**Given exercise:**
Find the word "name" in the material below and gather every line that contains it.

[Entries with figure data]
--- Start ---
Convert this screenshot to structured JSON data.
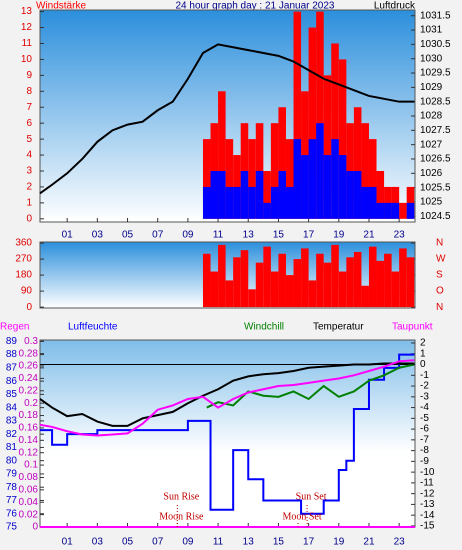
{
  "chart_data": [
    {
      "type": "bar",
      "title": "24 hour graph day : 21 Januar 2023",
      "xlim": [
        -0.8,
        24.05
      ],
      "xticks": [
        {
          "value": 1,
          "label": "01"
        },
        {
          "value": 3,
          "label": "03"
        },
        {
          "value": 5,
          "label": "05"
        },
        {
          "value": 7,
          "label": "07"
        },
        {
          "value": 9,
          "label": "09"
        },
        {
          "value": 11,
          "label": "11"
        },
        {
          "value": 13,
          "label": "13"
        },
        {
          "value": 15,
          "label": "15"
        },
        {
          "value": 17,
          "label": "17"
        },
        {
          "value": 19,
          "label": "19"
        },
        {
          "value": 21,
          "label": "21"
        },
        {
          "value": 23,
          "label": "23"
        }
      ],
      "ylim": [
        -0.2,
        13.1
      ],
      "yticks": [
        0,
        1,
        2,
        3,
        4,
        5,
        6,
        7,
        8,
        9,
        10,
        11,
        12,
        13
      ],
      "y2lim": [
        1024.3,
        1031.7
      ],
      "y2ticks": [
        1024.5,
        1025,
        1025.5,
        1026,
        1026.5,
        1027,
        1027.5,
        1028,
        1028.5,
        1029,
        1029.5,
        1030,
        1030.5,
        1031,
        1031.5
      ],
      "series": [
        {
          "name": "Windstärke",
          "type": "bar",
          "color": "#ff0000",
          "x": [
            10.25,
            10.75,
            11.25,
            11.75,
            12.25,
            12.75,
            13.25,
            13.75,
            14.25,
            14.75,
            15.25,
            15.75,
            16.25,
            16.75,
            17.25,
            17.75,
            18.25,
            18.75,
            19.25,
            19.75,
            20.25,
            20.75,
            21.25,
            21.75,
            22.25,
            22.75,
            23.25,
            23.75
          ],
          "values": [
            5,
            6,
            8,
            5,
            4,
            6,
            5,
            6,
            3,
            6,
            7,
            5,
            13,
            8,
            12,
            13,
            9,
            11,
            10,
            6,
            7,
            6,
            5,
            3,
            2,
            2,
            1,
            2
          ]
        },
        {
          "type": "bar",
          "color": "#0000ff",
          "x": [
            10.25,
            10.75,
            11.25,
            11.75,
            12.25,
            12.75,
            13.25,
            13.75,
            14.25,
            14.75,
            15.25,
            15.75,
            16.25,
            16.75,
            17.25,
            17.75,
            18.25,
            18.75,
            19.25,
            19.75,
            20.25,
            20.75,
            21.25,
            21.75,
            22.25,
            22.75,
            23.25,
            23.75
          ],
          "values": [
            2,
            3,
            3,
            2,
            2,
            3,
            2,
            3,
            1,
            2,
            3,
            2,
            5,
            4,
            5,
            6,
            4,
            5,
            4,
            3,
            3,
            2,
            2,
            1,
            1,
            1,
            0,
            1
          ]
        },
        {
          "name": "Luftdruck",
          "type": "line",
          "axis": "y2",
          "color": "#000000",
          "x": [
            -0.8,
            0,
            1,
            2,
            3,
            4,
            5,
            6,
            7,
            8,
            9,
            10,
            11,
            12,
            13,
            14,
            15,
            16,
            17,
            18,
            19,
            20,
            21,
            22,
            23,
            24
          ],
          "values": [
            1025.3,
            1025.6,
            1026.0,
            1026.5,
            1027.1,
            1027.5,
            1027.7,
            1027.8,
            1028.2,
            1028.5,
            1029.3,
            1030.2,
            1030.5,
            1030.4,
            1030.3,
            1030.2,
            1030.1,
            1029.9,
            1029.6,
            1029.3,
            1029.1,
            1028.9,
            1028.7,
            1028.6,
            1028.5,
            1028.5
          ]
        }
      ]
    },
    {
      "type": "bar",
      "xlim": [
        -0.8,
        24.05
      ],
      "ylim": [
        -5,
        366
      ],
      "yticks": [
        0,
        90,
        180,
        270,
        360
      ],
      "y2lim": [
        -5,
        366
      ],
      "y2ticks": [
        {
          "value": 360,
          "label": "N"
        },
        {
          "value": 270,
          "label": "W"
        },
        {
          "value": 180,
          "label": "S"
        },
        {
          "value": 90,
          "label": "O"
        },
        {
          "value": 0,
          "label": "N"
        }
      ],
      "series": [
        {
          "type": "bar",
          "color": "#ff0000",
          "x": [
            10.25,
            10.75,
            11.25,
            11.75,
            12.25,
            12.75,
            13.25,
            13.75,
            14.25,
            14.75,
            15.25,
            15.75,
            16.25,
            16.75,
            17.25,
            17.75,
            18.25,
            18.75,
            19.25,
            19.75,
            20.25,
            20.75,
            21.25,
            21.75,
            22.25,
            22.75,
            23.25,
            23.75
          ],
          "values": [
            300,
            200,
            350,
            150,
            280,
            320,
            100,
            250,
            340,
            200,
            300,
            180,
            270,
            330,
            150,
            300,
            250,
            350,
            200,
            280,
            310,
            120,
            340,
            260,
            300,
            200,
            330,
            280
          ]
        }
      ]
    },
    {
      "type": "line",
      "xlim": [
        -0.8,
        24.05
      ],
      "xticks": [
        {
          "value": 1,
          "label": "01"
        },
        {
          "value": 3,
          "label": "03"
        },
        {
          "value": 5,
          "label": "05"
        },
        {
          "value": 7,
          "label": "07"
        },
        {
          "value": 9,
          "label": "09"
        },
        {
          "value": 11,
          "label": "11"
        },
        {
          "value": 13,
          "label": "13"
        },
        {
          "value": 15,
          "label": "15"
        },
        {
          "value": 17,
          "label": "17"
        },
        {
          "value": 19,
          "label": "19"
        },
        {
          "value": 21,
          "label": "21"
        },
        {
          "value": 23,
          "label": "23"
        }
      ],
      "ylim": [
        75,
        89.1
      ],
      "yticks": [
        75,
        76,
        77,
        78,
        79,
        80,
        81,
        82,
        83,
        84,
        85,
        86,
        87,
        88,
        89
      ],
      "y3lim": [
        0,
        0.302
      ],
      "y3ticks": [
        0,
        0.02,
        0.04,
        0.06,
        0.08,
        0.1,
        0.12,
        0.14,
        0.16,
        0.18,
        0.2,
        0.22,
        0.24,
        0.26,
        0.28,
        0.3
      ],
      "y2lim": [
        -15.1,
        2.28
      ],
      "y2ticks": [
        2,
        1,
        0,
        -1,
        -2,
        -3,
        -4,
        -5,
        -6,
        -7,
        -8,
        -9,
        -10,
        -11,
        -12,
        -13,
        -14,
        -15
      ],
      "zero_line": true,
      "series": [
        {
          "name": "Regen",
          "type": "line",
          "axis": "y3",
          "color": "#ff00ff",
          "x": [
            -0.8,
            24.05
          ],
          "values": [
            0,
            0
          ]
        },
        {
          "name": "Luftfeuchte",
          "type": "line",
          "step": true,
          "color": "#0000ff",
          "x": [
            -0.8,
            0,
            1,
            2,
            3,
            4,
            5,
            6,
            7,
            8,
            9,
            10,
            10.5,
            11,
            12,
            13,
            14,
            15,
            16,
            16.5,
            17,
            18,
            19,
            19.5,
            20,
            21,
            22,
            23,
            24
          ],
          "values": [
            82.3,
            81.2,
            82,
            82,
            82.3,
            82.3,
            82.3,
            82.3,
            82.3,
            82.3,
            83,
            83,
            76.3,
            76.3,
            80.8,
            78.6,
            77,
            77,
            77,
            76,
            76,
            77,
            79.3,
            80,
            83.9,
            86.1,
            87,
            88,
            88
          ]
        },
        {
          "name": "Windchill",
          "type": "line",
          "axis": "y2",
          "color": "#008000",
          "x": [
            10.25,
            11,
            12,
            13,
            14,
            15,
            16,
            17,
            18,
            19,
            20,
            21,
            22,
            23,
            24
          ],
          "values": [
            -4,
            -3.5,
            -3.8,
            -2.5,
            -2.9,
            -3,
            -2.5,
            -3.2,
            -2,
            -3,
            -2.5,
            -1.5,
            -1,
            -0.3,
            0
          ]
        },
        {
          "name": "Temperatur",
          "type": "line",
          "axis": "y2",
          "color": "#000000",
          "x": [
            -0.8,
            0,
            1,
            2,
            3,
            4,
            5,
            6,
            7,
            8,
            9,
            10,
            11,
            12,
            13,
            14,
            15,
            16,
            17,
            18,
            19,
            20,
            21,
            22,
            23,
            24
          ],
          "values": [
            -3.2,
            -4.0,
            -4.8,
            -4.6,
            -5.3,
            -5.7,
            -5.7,
            -5.0,
            -4.7,
            -4.4,
            -3.6,
            -2.9,
            -2.3,
            -1.5,
            -1.1,
            -0.9,
            -0.8,
            -0.6,
            -0.3,
            -0.2,
            -0.1,
            0,
            0,
            0.1,
            0.1,
            0.1
          ]
        },
        {
          "name": "Taupunkt",
          "type": "line",
          "axis": "y2",
          "color": "#ff00ff",
          "x": [
            -0.8,
            0,
            1,
            2,
            3,
            4,
            5,
            6,
            7,
            8,
            9,
            10,
            11,
            12,
            13,
            14,
            15,
            16,
            17,
            18,
            19,
            20,
            21,
            22,
            23,
            24
          ],
          "values": [
            -5.6,
            -5.8,
            -6.2,
            -6.5,
            -6.6,
            -6.5,
            -6.4,
            -5.5,
            -4.2,
            -3.8,
            -3.2,
            -3.0,
            -4.0,
            -3.2,
            -2.6,
            -2.3,
            -2.0,
            -1.9,
            -1.7,
            -1.5,
            -1.3,
            -1.0,
            -0.6,
            -0.2,
            0.3,
            0.4
          ]
        }
      ],
      "annotations": [
        {
          "text": "Sun Rise",
          "x": 8.3
        },
        {
          "text": "Moon Rise",
          "x": 8.3
        },
        {
          "text": "Sun Set",
          "x": 16.9
        },
        {
          "text": "Moon Set",
          "x": 16.3
        }
      ]
    }
  ]
}
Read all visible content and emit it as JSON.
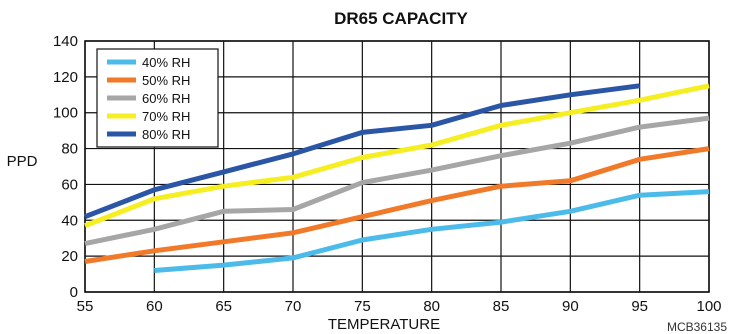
{
  "chart_data": {
    "type": "line",
    "title": "DR65 CAPACITY",
    "xlabel": "TEMPERATURE",
    "ylabel": "PPD",
    "xlim": [
      55,
      100
    ],
    "ylim": [
      0,
      140
    ],
    "xticks": [
      55,
      60,
      65,
      70,
      75,
      80,
      85,
      90,
      95,
      100
    ],
    "yticks": [
      0,
      20,
      40,
      60,
      80,
      100,
      120,
      140
    ],
    "grid": true,
    "legend_position": "top-left",
    "series": [
      {
        "name": "40% RH",
        "color": "#4dbbea",
        "x": [
          60,
          65,
          70,
          75,
          80,
          85,
          90,
          95,
          100
        ],
        "y": [
          12,
          15,
          19,
          29,
          35,
          39,
          45,
          54,
          56
        ]
      },
      {
        "name": "50% RH",
        "color": "#f07a2a",
        "x": [
          55,
          60,
          65,
          70,
          75,
          80,
          85,
          90,
          95,
          100
        ],
        "y": [
          17,
          23,
          28,
          33,
          42,
          51,
          59,
          62,
          74,
          80
        ]
      },
      {
        "name": "60% RH",
        "color": "#a6a6a6",
        "x": [
          55,
          60,
          65,
          70,
          75,
          80,
          85,
          90,
          95,
          100
        ],
        "y": [
          27,
          35,
          45,
          46,
          61,
          68,
          76,
          83,
          92,
          97
        ]
      },
      {
        "name": "70% RH",
        "color": "#f5ee22",
        "x": [
          55,
          60,
          65,
          70,
          75,
          80,
          85,
          90,
          95,
          100
        ],
        "y": [
          37,
          52,
          59,
          64,
          75,
          82,
          93,
          100,
          107,
          115
        ]
      },
      {
        "name": "80% RH",
        "color": "#2b56a6",
        "x": [
          55,
          60,
          65,
          70,
          75,
          80,
          85,
          90,
          95
        ],
        "y": [
          42,
          57,
          67,
          77,
          89,
          93,
          104,
          110,
          115
        ]
      }
    ]
  },
  "figure_code": "MCB36135"
}
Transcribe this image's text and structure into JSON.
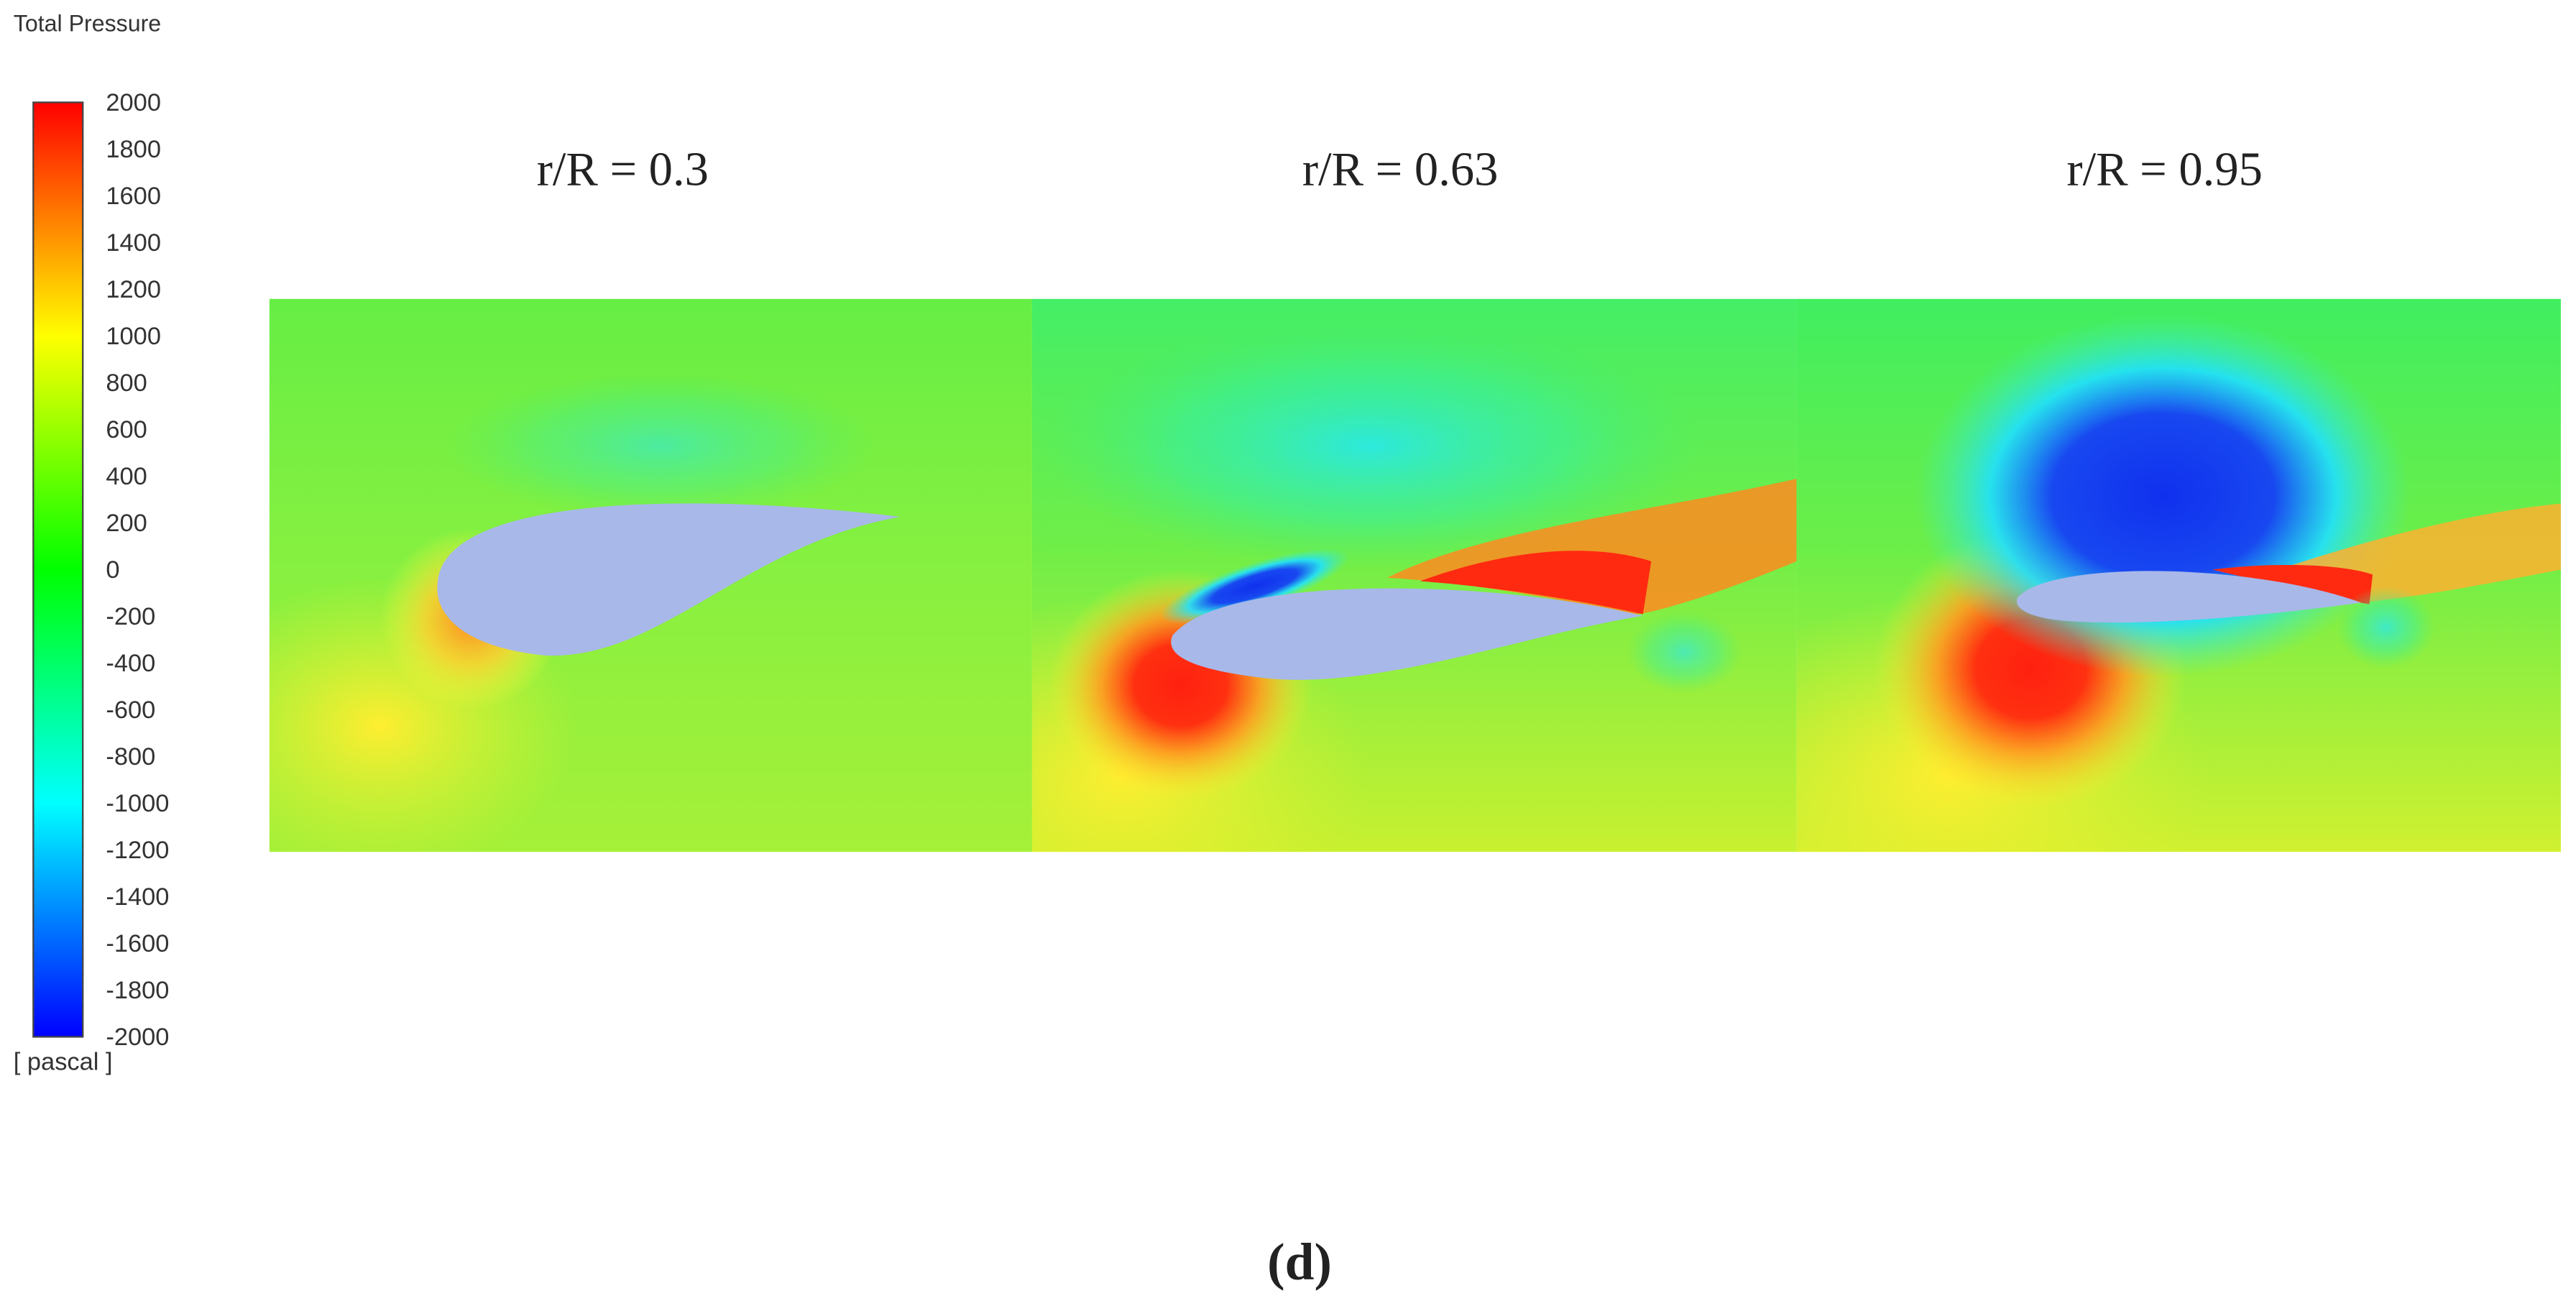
{
  "legend": {
    "title": "Total Pressure",
    "unit": "[ pascal ]",
    "ticks": [
      2000,
      1800,
      1600,
      1400,
      1200,
      1000,
      800,
      600,
      400,
      200,
      0,
      -200,
      -400,
      -600,
      -800,
      -1000,
      -1200,
      -1400,
      -1600,
      -1800,
      -2000
    ]
  },
  "panels": [
    {
      "label": "r/R = 0.3"
    },
    {
      "label": "r/R = 0.63"
    },
    {
      "label": "r/R = 0.95"
    }
  ],
  "caption": "(d)"
}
--- End ---
**Exercise response:**
          "name": "Windstärke",
          "name": "Luftdruck",
          "name": "Regen",
          "name": "Luftfeuchte",
          "name": "Windchill",
          "name": "Temperatur",
          "name": "Taupunkt",
        "name": "40% RH",
        "name": "50% RH",
        "name": "60% RH",
        "name": "70% RH",
        "name": "80% RH",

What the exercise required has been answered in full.